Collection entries
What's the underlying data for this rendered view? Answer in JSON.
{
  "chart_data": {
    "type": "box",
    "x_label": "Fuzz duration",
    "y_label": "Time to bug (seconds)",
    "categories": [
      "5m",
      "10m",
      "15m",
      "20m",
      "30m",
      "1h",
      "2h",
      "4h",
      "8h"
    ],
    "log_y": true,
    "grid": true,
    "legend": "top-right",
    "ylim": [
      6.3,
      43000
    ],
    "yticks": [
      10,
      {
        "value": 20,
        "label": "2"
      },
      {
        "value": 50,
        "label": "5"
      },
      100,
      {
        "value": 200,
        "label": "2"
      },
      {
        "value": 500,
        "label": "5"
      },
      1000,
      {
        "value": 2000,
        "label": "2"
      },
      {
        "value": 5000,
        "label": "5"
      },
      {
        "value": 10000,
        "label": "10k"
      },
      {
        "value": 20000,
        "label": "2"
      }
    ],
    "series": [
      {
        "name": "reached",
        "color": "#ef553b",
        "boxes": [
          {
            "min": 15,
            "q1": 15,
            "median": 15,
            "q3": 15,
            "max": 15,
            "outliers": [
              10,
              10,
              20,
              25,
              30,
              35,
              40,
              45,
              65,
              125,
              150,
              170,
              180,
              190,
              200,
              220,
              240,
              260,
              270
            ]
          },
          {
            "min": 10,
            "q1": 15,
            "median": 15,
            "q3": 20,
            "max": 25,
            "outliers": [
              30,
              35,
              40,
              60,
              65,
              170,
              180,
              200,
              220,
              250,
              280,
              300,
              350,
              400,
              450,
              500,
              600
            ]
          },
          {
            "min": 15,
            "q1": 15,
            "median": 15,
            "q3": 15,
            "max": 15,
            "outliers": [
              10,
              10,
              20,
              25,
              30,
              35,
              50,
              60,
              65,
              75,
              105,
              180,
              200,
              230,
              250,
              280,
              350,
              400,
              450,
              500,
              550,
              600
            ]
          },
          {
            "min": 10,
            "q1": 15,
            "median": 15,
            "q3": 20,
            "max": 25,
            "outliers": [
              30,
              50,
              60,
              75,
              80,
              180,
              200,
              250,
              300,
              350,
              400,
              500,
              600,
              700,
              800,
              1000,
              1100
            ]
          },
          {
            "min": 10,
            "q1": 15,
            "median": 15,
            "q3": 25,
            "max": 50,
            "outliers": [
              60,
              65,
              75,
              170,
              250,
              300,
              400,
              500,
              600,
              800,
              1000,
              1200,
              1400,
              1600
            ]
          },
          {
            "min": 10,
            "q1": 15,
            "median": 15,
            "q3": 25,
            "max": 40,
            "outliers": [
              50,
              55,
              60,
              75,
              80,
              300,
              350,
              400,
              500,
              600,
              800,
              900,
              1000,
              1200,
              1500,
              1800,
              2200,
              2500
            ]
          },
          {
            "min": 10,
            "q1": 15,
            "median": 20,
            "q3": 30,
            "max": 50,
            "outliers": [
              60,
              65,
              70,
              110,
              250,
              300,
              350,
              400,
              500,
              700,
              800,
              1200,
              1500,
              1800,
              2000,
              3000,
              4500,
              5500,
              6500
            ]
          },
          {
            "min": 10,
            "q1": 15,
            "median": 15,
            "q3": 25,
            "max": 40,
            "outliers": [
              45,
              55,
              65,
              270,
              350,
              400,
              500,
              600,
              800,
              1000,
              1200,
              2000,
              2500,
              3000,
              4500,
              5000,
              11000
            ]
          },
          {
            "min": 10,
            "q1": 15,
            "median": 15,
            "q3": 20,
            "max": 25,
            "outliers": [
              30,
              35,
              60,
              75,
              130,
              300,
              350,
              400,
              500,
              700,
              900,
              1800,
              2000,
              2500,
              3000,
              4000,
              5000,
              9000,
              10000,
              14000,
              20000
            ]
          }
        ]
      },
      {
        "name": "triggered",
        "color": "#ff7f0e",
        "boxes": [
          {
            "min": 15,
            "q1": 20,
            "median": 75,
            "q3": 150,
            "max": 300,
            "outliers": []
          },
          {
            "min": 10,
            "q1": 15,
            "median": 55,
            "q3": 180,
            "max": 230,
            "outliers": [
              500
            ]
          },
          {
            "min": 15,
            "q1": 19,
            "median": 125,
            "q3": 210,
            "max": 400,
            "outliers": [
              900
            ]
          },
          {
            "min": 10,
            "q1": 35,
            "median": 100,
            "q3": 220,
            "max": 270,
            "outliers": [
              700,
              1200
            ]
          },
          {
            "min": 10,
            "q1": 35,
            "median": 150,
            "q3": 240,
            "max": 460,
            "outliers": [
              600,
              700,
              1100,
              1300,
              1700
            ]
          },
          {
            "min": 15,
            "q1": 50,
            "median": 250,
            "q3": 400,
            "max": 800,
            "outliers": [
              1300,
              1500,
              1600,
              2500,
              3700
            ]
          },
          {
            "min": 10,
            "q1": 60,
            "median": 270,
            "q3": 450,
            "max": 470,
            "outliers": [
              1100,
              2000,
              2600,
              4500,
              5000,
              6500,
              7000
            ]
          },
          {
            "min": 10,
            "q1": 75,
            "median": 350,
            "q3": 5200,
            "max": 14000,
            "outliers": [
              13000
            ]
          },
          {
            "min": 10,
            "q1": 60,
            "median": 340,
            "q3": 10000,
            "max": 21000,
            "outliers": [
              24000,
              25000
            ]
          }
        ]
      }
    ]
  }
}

§ What is asked
Leave out every line without the string "value" and copy the rest.

§ Task result
        "value": 20,
        "value": 50,
        "value": 200,
        "value": 500,
        "value": 2000,
        "value": 5000,
        "value": 10000,
        "value": 20000,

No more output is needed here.